Without omitting anything, return the records precisely as given.

[Data records]
- - -
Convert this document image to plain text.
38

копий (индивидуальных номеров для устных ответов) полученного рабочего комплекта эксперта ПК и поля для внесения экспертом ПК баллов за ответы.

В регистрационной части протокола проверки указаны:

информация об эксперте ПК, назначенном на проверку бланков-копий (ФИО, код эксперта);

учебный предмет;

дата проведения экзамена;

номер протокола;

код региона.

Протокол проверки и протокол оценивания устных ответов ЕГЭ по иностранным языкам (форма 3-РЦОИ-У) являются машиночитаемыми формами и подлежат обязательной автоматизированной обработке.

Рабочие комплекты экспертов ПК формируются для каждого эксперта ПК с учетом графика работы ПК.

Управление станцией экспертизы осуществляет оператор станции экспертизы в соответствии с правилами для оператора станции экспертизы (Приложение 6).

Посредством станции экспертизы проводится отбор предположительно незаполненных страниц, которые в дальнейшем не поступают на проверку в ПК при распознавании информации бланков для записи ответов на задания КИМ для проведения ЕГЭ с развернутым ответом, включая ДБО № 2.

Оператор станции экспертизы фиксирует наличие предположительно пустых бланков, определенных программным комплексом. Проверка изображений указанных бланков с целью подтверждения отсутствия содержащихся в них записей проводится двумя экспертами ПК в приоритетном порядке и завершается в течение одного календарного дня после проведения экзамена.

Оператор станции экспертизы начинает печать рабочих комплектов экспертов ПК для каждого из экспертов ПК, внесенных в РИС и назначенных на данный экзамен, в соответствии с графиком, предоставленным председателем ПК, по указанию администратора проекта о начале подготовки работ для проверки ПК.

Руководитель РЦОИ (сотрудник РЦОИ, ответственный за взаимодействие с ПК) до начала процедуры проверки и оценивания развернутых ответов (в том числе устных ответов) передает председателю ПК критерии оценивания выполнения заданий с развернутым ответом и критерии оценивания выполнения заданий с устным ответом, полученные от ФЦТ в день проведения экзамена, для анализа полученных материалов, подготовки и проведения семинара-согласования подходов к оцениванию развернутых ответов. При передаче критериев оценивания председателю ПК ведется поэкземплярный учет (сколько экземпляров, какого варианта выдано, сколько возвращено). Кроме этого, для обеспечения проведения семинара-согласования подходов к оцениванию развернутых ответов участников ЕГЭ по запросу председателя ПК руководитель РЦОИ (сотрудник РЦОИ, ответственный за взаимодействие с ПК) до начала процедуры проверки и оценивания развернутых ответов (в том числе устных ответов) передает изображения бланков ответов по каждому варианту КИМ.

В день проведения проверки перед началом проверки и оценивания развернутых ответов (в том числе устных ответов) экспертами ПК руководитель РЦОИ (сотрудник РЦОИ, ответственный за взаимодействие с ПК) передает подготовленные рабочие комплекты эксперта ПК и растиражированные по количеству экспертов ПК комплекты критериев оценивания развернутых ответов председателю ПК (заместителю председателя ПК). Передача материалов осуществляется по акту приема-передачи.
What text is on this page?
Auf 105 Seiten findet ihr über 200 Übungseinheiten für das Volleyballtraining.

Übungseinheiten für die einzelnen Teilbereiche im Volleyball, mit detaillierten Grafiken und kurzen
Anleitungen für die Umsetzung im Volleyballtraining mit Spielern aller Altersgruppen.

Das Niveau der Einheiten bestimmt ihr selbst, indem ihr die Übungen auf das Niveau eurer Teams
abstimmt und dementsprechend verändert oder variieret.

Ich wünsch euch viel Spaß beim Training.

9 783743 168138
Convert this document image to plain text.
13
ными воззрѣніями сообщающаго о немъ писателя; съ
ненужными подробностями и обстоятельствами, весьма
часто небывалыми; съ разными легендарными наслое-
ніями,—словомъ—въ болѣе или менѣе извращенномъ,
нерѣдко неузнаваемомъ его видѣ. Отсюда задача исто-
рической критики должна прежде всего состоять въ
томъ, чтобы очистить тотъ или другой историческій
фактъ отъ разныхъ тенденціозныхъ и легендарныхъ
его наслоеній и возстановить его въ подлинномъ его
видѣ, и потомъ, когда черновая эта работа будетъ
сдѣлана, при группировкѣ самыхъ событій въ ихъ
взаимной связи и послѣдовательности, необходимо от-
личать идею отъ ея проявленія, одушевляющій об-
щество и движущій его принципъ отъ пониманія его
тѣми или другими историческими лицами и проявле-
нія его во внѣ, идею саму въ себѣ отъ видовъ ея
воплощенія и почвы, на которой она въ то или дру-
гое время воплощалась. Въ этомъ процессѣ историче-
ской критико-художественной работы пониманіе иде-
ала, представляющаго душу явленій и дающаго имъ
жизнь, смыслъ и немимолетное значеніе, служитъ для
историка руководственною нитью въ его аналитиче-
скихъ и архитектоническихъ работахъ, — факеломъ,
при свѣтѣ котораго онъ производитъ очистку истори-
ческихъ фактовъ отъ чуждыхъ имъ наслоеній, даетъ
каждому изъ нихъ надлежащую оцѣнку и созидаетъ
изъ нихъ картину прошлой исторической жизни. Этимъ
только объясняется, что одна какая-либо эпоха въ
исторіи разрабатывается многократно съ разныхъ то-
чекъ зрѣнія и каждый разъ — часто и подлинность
- - -
§ **WRITTEN REPLY**:
Convert this document image to plain text.
38

копий (индивидуальных номеров для устных ответов) полученного рабочего комплекта эксперта ПК и поля для внесения экспертом ПК баллов за ответы.

В регистрационной части протокола проверки указаны:

информация об эксперте ПК, назначенном на проверку бланков-копий (ФИО, код эксперта);

учебный предмет;

дата проведения экзамена;

номер протокола;

код региона.

Протокол проверки и протокол оценивания устных ответов ЕГЭ по иностранным языкам (форма 3-РЦОИ-У) являются машиночитаемыми формами и подлежат обязательной автоматизированной обработке.

Рабочие комплекты экспертов ПК формируются для каждого эксперта ПК с учетом графика работы ПК.

Управление станцией экспертизы осуществляет оператор станции экспертизы в соответствии с правилами для оператора станции экспертизы (Приложение 6).

Посредством станции экспертизы проводится отбор предположительно незаполненных страниц, которые в дальнейшем не поступают на проверку в ПК при распознавании информации бланков для записи ответов на задания КИМ для проведения ЕГЭ с развернутым ответом, включая ДБО № 2.

Оператор станции экспертизы фиксирует наличие предположительно пустых бланков, определенных программным комплексом. Проверка изображений указанных бланков с целью подтверждения отсутствия содержащихся в них записей проводится двумя экспертами ПК в приоритетном порядке и завершается в течение одного календарного дня после проведения экзамена.

Оператор станции экспертизы начинает печать рабочих комплектов экспертов ПК для каждого из экспертов ПК, внесенных в РИС и назначенных на данный экзамен, в соответствии с графиком, предоставленным председателем ПК, по указанию администратора проекта о начале подготовки работ для проверки ПК.

Руководитель РЦОИ (сотрудник РЦОИ, ответственный за взаимодействие с ПК) до начала процедуры проверки и оценивания развернутых ответов (в том числе устных ответов) передает председателю ПК критерии оценивания выполнения заданий с развернутым ответом и критерии оценивания выполнения заданий с устным ответом, полученные от ФЦТ в день проведения экзамена, для анализа полученных материалов, подготовки и проведения семинара-согласования подходов к оцениванию развернутых ответов. При передаче критериев оценивания председателю ПК ведется поэкземплярный учет (сколько экземпляров, какого варианта выдано, сколько возвращено). Кроме этого, для обеспечения проведения семинара-согласования подходов к оцениванию развернутых ответов участников ЕГЭ по запросу председателя ПК руководитель РЦОИ (сотрудник РЦОИ, ответственный за взаимодействие с ПК) до начала процедуры проверки и оценивания развернутых ответов (в том числе устных ответов) передает изображения бланков ответов по каждому варианту КИМ.

В день проведения проверки перед началом проверки и оценивания развернутых ответов (в том числе устных ответов) экспертами ПК руководитель РЦОИ (сотрудник РЦОИ, ответственный за взаимодействие с ПК) передает подготовленные рабочие комплекты эксперта ПК и растиражированные по количеству экспертов ПК комплекты критериев оценивания развернутых ответов председателю ПК (заместителю председателя ПК). Передача материалов осуществляется по акту приема-передачи.
What text is on this page?
Auf 105 Seiten findet ihr über 200 Übungseinheiten für das Volleyballtraining.

Übungseinheiten für die einzelnen Teilbereiche im Volleyball, mit detaillierten Grafiken und kurzen
Anleitungen für die Umsetzung im Volleyballtraining mit Spielern aller Altersgruppen.

Das Niveau der Einheiten bestimmt ihr selbst, indem ihr die Übungen auf das Niveau eurer Teams
abstimmt und dementsprechend verändert oder variieret.

Ich wünsch euch viel Spaß beim Training.

9 783743 168138
Convert this document image to plain text.
13
ными воззрѣніями сообщающаго о немъ писателя; съ
ненужными подробностями и обстоятельствами, весьма
часто небывалыми; съ разными легендарными наслое-
ніями,—словомъ—въ болѣе или менѣе извращенномъ,
нерѣдко неузнаваемомъ его видѣ. Отсюда задача исто-
рической критики должна прежде всего состоять въ
томъ, чтобы очистить тотъ или другой историческій
фактъ отъ разныхъ тенденціозныхъ и легендарныхъ
его наслоеній и возстановить его въ подлинномъ его
видѣ, и потомъ, когда черновая эта работа будетъ
сдѣлана, при группировкѣ самыхъ событій въ ихъ
взаимной связи и послѣдовательности, необходимо от-
личать идею отъ ея проявленія, одушевляющій об-
щество и движущій его принципъ отъ пониманія его
тѣми или другими историческими лицами и проявле-
нія его во внѣ, идею саму въ себѣ отъ видовъ ея
воплощенія и почвы, на которой она въ то или дру-
гое время воплощалась. Въ этомъ процессѣ историче-
ской критико-художественной работы пониманіе иде-
ала, представляющаго душу явленій и дающаго имъ
жизнь, смыслъ и немимолетное значеніе, служитъ для
историка руководственною нитью въ его аналитиче-
скихъ и архитектоническихъ работахъ, — факеломъ,
при свѣтѣ котораго онъ производитъ очистку истори-
ческихъ фактовъ отъ чуждыхъ имъ наслоеній, даетъ
каждому изъ нихъ надлежащую оцѣнку и созидаетъ
изъ нихъ картину прошлой исторической жизни. Этимъ
только объясняется, что одна какая-либо эпоха въ
исторіи разрабатывается многократно съ разныхъ то-
чекъ зрѣнія и каждый разъ — часто и подлинность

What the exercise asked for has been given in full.